Items from a data source:
** Begin **

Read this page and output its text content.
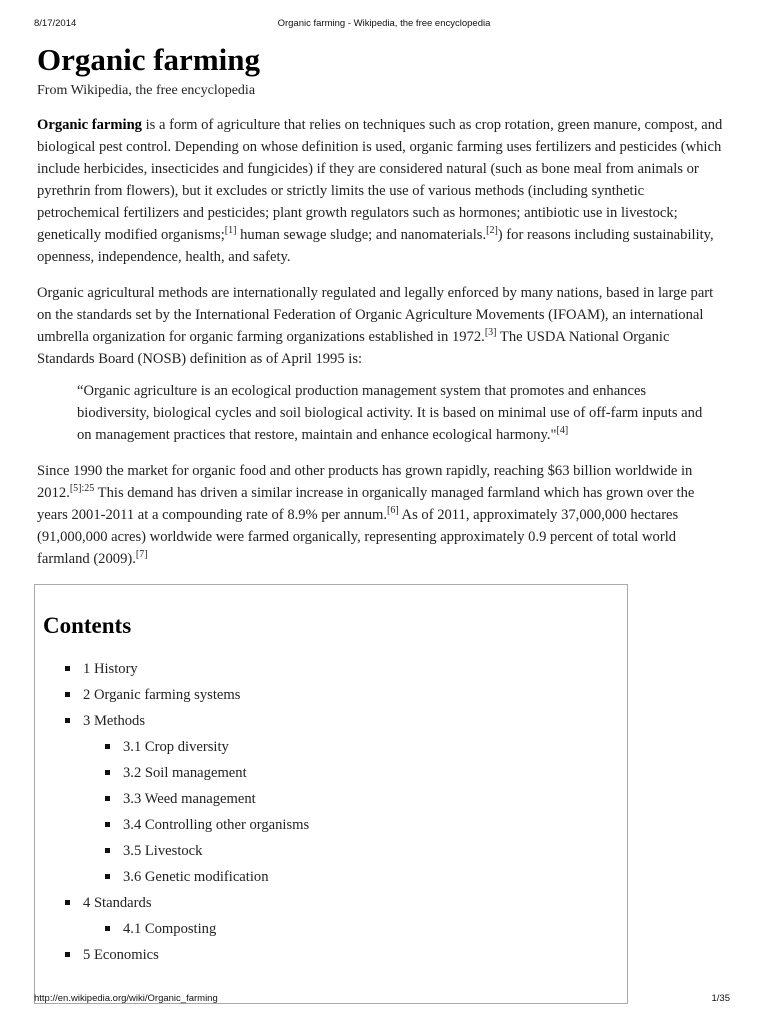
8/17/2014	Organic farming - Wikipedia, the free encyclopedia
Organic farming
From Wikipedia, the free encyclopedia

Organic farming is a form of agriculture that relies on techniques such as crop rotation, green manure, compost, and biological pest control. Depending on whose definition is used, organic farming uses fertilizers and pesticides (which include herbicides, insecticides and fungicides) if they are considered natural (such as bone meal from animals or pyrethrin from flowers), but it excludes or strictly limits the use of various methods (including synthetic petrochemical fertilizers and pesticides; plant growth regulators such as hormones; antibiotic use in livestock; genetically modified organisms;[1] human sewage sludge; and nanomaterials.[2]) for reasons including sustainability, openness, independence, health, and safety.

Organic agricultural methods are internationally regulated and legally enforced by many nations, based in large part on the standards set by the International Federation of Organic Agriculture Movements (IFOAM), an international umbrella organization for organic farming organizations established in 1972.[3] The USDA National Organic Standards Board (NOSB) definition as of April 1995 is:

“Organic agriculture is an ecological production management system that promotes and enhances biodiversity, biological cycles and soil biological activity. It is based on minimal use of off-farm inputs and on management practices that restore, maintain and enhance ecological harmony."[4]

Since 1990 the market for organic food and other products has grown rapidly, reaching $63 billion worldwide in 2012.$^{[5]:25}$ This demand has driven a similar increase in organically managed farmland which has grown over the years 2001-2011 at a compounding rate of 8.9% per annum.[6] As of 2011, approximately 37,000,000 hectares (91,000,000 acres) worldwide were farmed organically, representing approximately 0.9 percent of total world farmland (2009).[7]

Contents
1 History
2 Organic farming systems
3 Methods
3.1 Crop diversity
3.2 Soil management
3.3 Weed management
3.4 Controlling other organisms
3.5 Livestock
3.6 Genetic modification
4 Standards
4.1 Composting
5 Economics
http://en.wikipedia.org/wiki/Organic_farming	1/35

** End **

Challenge: Find the lines above holding the word "organisms" and show them.

Correct output:
Organic farming is a form of agriculture that relies on techniques such as crop rotation, green manure, compost, and biological pest control. Depending on whose definition is used, organic farming uses fertilizers and pesticides (which include herbicides, insecticides and fungicides) if they are considered natural (such as bone meal from animals or pyrethrin from flowers), but it excludes or strictly limits the use of various methods (including synthetic petrochemical fertilizers and pesticides; plant growth regulators such as hormones; antibiotic use in livestock; genetically modified organisms;[1] human sewage sludge; and nanomaterials.[2]) for reasons including sustainability, openness, independence, health, and safety.
3.4 Controlling other organisms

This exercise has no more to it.